Dataset records:
◇ ◇ ◇ ◇ ◇ ◇ ◇

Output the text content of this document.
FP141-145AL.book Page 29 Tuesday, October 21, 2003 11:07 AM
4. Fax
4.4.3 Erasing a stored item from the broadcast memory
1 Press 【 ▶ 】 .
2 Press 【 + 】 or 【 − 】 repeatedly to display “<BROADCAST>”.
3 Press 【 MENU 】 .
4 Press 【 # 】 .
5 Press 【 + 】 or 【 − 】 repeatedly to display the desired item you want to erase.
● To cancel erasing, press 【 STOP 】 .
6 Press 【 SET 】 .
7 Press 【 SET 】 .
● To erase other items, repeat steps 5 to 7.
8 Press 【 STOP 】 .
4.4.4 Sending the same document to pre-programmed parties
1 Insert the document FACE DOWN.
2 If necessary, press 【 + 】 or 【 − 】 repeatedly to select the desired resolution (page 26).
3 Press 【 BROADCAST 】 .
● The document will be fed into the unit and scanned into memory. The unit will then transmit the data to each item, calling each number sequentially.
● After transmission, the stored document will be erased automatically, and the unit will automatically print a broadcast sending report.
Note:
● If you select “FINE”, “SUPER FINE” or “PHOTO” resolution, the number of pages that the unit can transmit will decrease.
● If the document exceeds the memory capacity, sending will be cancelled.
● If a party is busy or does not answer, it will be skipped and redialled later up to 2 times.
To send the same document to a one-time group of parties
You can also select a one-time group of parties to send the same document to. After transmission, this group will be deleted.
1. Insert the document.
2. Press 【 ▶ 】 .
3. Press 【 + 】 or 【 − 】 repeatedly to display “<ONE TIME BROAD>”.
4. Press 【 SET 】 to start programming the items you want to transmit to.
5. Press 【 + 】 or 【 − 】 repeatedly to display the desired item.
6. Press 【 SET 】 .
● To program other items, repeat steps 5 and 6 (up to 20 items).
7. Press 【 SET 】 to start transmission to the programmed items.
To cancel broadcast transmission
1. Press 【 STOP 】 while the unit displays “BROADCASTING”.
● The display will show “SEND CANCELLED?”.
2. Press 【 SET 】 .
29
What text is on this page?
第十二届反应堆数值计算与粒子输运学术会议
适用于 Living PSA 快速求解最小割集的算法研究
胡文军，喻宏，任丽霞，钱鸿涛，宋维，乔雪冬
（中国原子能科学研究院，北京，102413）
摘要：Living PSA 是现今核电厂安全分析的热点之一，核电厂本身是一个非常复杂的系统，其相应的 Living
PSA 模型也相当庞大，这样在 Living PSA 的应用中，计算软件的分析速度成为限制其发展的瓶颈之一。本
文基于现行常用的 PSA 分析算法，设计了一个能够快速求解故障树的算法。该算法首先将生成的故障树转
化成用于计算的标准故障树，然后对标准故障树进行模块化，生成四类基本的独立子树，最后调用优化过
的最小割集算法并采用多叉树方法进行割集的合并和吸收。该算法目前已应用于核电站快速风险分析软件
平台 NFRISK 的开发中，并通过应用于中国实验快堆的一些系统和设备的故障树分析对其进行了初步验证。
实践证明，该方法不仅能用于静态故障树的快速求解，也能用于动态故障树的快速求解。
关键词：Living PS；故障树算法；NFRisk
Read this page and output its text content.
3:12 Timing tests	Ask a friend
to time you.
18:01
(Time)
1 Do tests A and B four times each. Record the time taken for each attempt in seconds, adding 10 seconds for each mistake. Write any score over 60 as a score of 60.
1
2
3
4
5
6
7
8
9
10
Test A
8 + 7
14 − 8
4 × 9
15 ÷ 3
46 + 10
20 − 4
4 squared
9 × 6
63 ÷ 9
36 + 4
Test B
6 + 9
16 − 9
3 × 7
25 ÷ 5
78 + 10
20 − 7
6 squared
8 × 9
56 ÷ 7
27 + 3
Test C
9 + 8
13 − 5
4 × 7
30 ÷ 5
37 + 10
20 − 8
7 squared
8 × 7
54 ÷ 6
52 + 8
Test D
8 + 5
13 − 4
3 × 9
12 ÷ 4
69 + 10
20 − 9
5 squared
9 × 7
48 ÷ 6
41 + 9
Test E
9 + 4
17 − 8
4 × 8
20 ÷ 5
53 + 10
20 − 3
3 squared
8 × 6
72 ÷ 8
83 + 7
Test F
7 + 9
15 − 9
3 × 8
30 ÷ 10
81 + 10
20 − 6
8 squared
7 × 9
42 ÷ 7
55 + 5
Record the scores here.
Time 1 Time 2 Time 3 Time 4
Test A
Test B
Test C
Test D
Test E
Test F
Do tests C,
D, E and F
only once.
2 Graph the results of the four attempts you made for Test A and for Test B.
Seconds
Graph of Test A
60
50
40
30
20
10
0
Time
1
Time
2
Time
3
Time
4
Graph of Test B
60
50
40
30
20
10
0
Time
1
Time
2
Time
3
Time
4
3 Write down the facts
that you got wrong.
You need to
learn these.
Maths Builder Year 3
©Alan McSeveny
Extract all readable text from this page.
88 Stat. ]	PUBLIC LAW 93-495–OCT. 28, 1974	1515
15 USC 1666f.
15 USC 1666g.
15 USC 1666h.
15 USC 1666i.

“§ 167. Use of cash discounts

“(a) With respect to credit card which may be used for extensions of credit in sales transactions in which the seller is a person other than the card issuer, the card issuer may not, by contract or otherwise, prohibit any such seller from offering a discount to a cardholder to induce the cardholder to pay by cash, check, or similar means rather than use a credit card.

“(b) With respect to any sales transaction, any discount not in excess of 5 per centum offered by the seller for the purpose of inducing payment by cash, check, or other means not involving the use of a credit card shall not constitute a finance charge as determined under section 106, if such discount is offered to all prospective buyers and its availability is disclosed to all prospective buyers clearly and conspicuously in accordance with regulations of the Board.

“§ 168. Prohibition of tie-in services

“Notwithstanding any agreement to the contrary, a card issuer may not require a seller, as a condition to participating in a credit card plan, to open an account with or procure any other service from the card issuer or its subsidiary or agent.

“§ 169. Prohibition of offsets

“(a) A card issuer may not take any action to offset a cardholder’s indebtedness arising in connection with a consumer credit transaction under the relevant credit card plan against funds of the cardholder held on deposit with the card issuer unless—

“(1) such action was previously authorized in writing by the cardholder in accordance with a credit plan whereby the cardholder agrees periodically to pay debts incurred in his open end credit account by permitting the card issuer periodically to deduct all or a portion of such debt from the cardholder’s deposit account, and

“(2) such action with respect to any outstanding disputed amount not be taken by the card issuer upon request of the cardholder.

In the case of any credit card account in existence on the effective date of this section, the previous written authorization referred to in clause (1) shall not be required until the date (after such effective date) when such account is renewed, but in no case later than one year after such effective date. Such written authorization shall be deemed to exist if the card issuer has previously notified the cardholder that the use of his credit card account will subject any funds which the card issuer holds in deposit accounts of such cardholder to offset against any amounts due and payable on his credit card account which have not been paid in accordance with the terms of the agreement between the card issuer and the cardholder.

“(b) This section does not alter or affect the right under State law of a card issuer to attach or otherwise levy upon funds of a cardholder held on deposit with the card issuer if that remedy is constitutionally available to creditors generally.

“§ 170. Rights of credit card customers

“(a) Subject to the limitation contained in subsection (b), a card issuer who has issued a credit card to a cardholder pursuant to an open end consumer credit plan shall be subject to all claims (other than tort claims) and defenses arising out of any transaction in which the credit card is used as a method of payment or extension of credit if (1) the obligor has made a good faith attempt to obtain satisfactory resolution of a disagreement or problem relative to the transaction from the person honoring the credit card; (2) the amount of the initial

◇ ◇ ◇ ◇ ◇ ◇ ◇

▶ **Exercise**: Word for word, extract all the records.

▶ **Task response**:
Output the text content of this document.
FP141-145AL.book Page 29 Tuesday, October 21, 2003 11:07 AM
4. Fax
4.4.3 Erasing a stored item from the broadcast memory
1 Press 【 ▶ 】 .
2 Press 【 + 】 or 【 − 】 repeatedly to display “<BROADCAST>”.
3 Press 【 MENU 】 .
4 Press 【 # 】 .
5 Press 【 + 】 or 【 − 】 repeatedly to display the desired item you want to erase.
● To cancel erasing, press 【 STOP 】 .
6 Press 【 SET 】 .
7 Press 【 SET 】 .
● To erase other items, repeat steps 5 to 7.
8 Press 【 STOP 】 .
4.4.4 Sending the same document to pre-programmed parties
1 Insert the document FACE DOWN.
2 If necessary, press 【 + 】 or 【 − 】 repeatedly to select the desired resolution (page 26).
3 Press 【 BROADCAST 】 .
● The document will be fed into the unit and scanned into memory. The unit will then transmit the data to each item, calling each number sequentially.
● After transmission, the stored document will be erased automatically, and the unit will automatically print a broadcast sending report.
Note:
● If you select “FINE”, “SUPER FINE” or “PHOTO” resolution, the number of pages that the unit can transmit will decrease.
● If the document exceeds the memory capacity, sending will be cancelled.
● If a party is busy or does not answer, it will be skipped and redialled later up to 2 times.
To send the same document to a one-time group of parties
You can also select a one-time group of parties to send the same document to. After transmission, this group will be deleted.
1. Insert the document.
2. Press 【 ▶ 】 .
3. Press 【 + 】 or 【 − 】 repeatedly to display “<ONE TIME BROAD>”.
4. Press 【 SET 】 to start programming the items you want to transmit to.
5. Press 【 + 】 or 【 − 】 repeatedly to display the desired item.
6. Press 【 SET 】 .
● To program other items, repeat steps 5 and 6 (up to 20 items).
7. Press 【 SET 】 to start transmission to the programmed items.
To cancel broadcast transmission
1. Press 【 STOP 】 while the unit displays “BROADCASTING”.
● The display will show “SEND CANCELLED?”.
2. Press 【 SET 】 .
29
What text is on this page?
第十二届反应堆数值计算与粒子输运学术会议
适用于 Living PSA 快速求解最小割集的算法研究
胡文军，喻宏，任丽霞，钱鸿涛，宋维，乔雪冬
（中国原子能科学研究院，北京，102413）
摘要：Living PSA 是现今核电厂安全分析的热点之一，核电厂本身是一个非常复杂的系统，其相应的 Living
PSA 模型也相当庞大，这样在 Living PSA 的应用中，计算软件的分析速度成为限制其发展的瓶颈之一。本
文基于现行常用的 PSA 分析算法，设计了一个能够快速求解故障树的算法。该算法首先将生成的故障树转
化成用于计算的标准故障树，然后对标准故障树进行模块化，生成四类基本的独立子树，最后调用优化过
的最小割集算法并采用多叉树方法进行割集的合并和吸收。该算法目前已应用于核电站快速风险分析软件
平台 NFRISK 的开发中，并通过应用于中国实验快堆的一些系统和设备的故障树分析对其进行了初步验证。
实践证明，该方法不仅能用于静态故障树的快速求解，也能用于动态故障树的快速求解。
关键词：Living PS；故障树算法；NFRisk
Read this page and output its text content.
3:12 Timing tests	Ask a friend
to time you.
18:01
(Time)
1 Do tests A and B four times each. Record the time taken for each attempt in seconds, adding 10 seconds for each mistake. Write any score over 60 as a score of 60.
1
2
3
4
5
6
7
8
9
10
Test A
8 + 7
14 − 8
4 × 9
15 ÷ 3
46 + 10
20 − 4
4 squared
9 × 6
63 ÷ 9
36 + 4
Test B
6 + 9
16 − 9
3 × 7
25 ÷ 5
78 + 10
20 − 7
6 squared
8 × 9
56 ÷ 7
27 + 3
Test C
9 + 8
13 − 5
4 × 7
30 ÷ 5
37 + 10
20 − 8
7 squared
8 × 7
54 ÷ 6
52 + 8
Test D
8 + 5
13 − 4
3 × 9
12 ÷ 4
69 + 10
20 − 9
5 squared
9 × 7
48 ÷ 6
41 + 9
Test E
9 + 4
17 − 8
4 × 8
20 ÷ 5
53 + 10
20 − 3
3 squared
8 × 6
72 ÷ 8
83 + 7
Test F
7 + 9
15 − 9
3 × 8
30 ÷ 10
81 + 10
20 − 6
8 squared
7 × 9
42 ÷ 7
55 + 5
Record the scores here.
Time 1 Time 2 Time 3 Time 4
Test A
Test B
Test C
Test D
Test E
Test F
Do tests C,
D, E and F
only once.
2 Graph the results of the four attempts you made for Test A and for Test B.
Seconds
Graph of Test A
60
50
40
30
20
10
0
Time
1
Time
2
Time
3
Time
4
Graph of Test B
60
50
40
30
20
10
0
Time
1
Time
2
Time
3
Time
4
3 Write down the facts
that you got wrong.
You need to
learn these.
Maths Builder Year 3
©Alan McSeveny
Extract all readable text from this page.
88 Stat. ]	PUBLIC LAW 93-495–OCT. 28, 1974	1515
15 USC 1666f.
15 USC 1666g.
15 USC 1666h.
15 USC 1666i.

“§ 167. Use of cash discounts

“(a) With respect to credit card which may be used for extensions of credit in sales transactions in which the seller is a person other than the card issuer, the card issuer may not, by contract or otherwise, prohibit any such seller from offering a discount to a cardholder to induce the cardholder to pay by cash, check, or similar means rather than use a credit card.

“(b) With respect to any sales transaction, any discount not in excess of 5 per centum offered by the seller for the purpose of inducing payment by cash, check, or other means not involving the use of a credit card shall not constitute a finance charge as determined under section 106, if such discount is offered to all prospective buyers and its availability is disclosed to all prospective buyers clearly and conspicuously in accordance with regulations of the Board.

“§ 168. Prohibition of tie-in services

“Notwithstanding any agreement to the contrary, a card issuer may not require a seller, as a condition to participating in a credit card plan, to open an account with or procure any other service from the card issuer or its subsidiary or agent.

“§ 169. Prohibition of offsets

“(a) A card issuer may not take any action to offset a cardholder’s indebtedness arising in connection with a consumer credit transaction under the relevant credit card plan against funds of the cardholder held on deposit with the card issuer unless—

“(1) such action was previously authorized in writing by the cardholder in accordance with a credit plan whereby the cardholder agrees periodically to pay debts incurred in his open end credit account by permitting the card issuer periodically to deduct all or a portion of such debt from the cardholder’s deposit account, and

“(2) such action with respect to any outstanding disputed amount not be taken by the card issuer upon request of the cardholder.

In the case of any credit card account in existence on the effective date of this section, the previous written authorization referred to in clause (1) shall not be required until the date (after such effective date) when such account is renewed, but in no case later than one year after such effective date. Such written authorization shall be deemed to exist if the card issuer has previously notified the cardholder that the use of his credit card account will subject any funds which the card issuer holds in deposit accounts of such cardholder to offset against any amounts due and payable on his credit card account which have not been paid in accordance with the terms of the agreement between the card issuer and the cardholder.

“(b) This section does not alter or affect the right under State law of a card issuer to attach or otherwise levy upon funds of a cardholder held on deposit with the card issuer if that remedy is constitutionally available to creditors generally.

“§ 170. Rights of credit card customers

“(a) Subject to the limitation contained in subsection (b), a card issuer who has issued a credit card to a cardholder pursuant to an open end consumer credit plan shall be subject to all claims (other than tort claims) and defenses arising out of any transaction in which the credit card is used as a method of payment or extension of credit if (1) the obligor has made a good faith attempt to obtain satisfactory resolution of a disagreement or problem relative to the transaction from the person honoring the credit card; (2) the amount of the initial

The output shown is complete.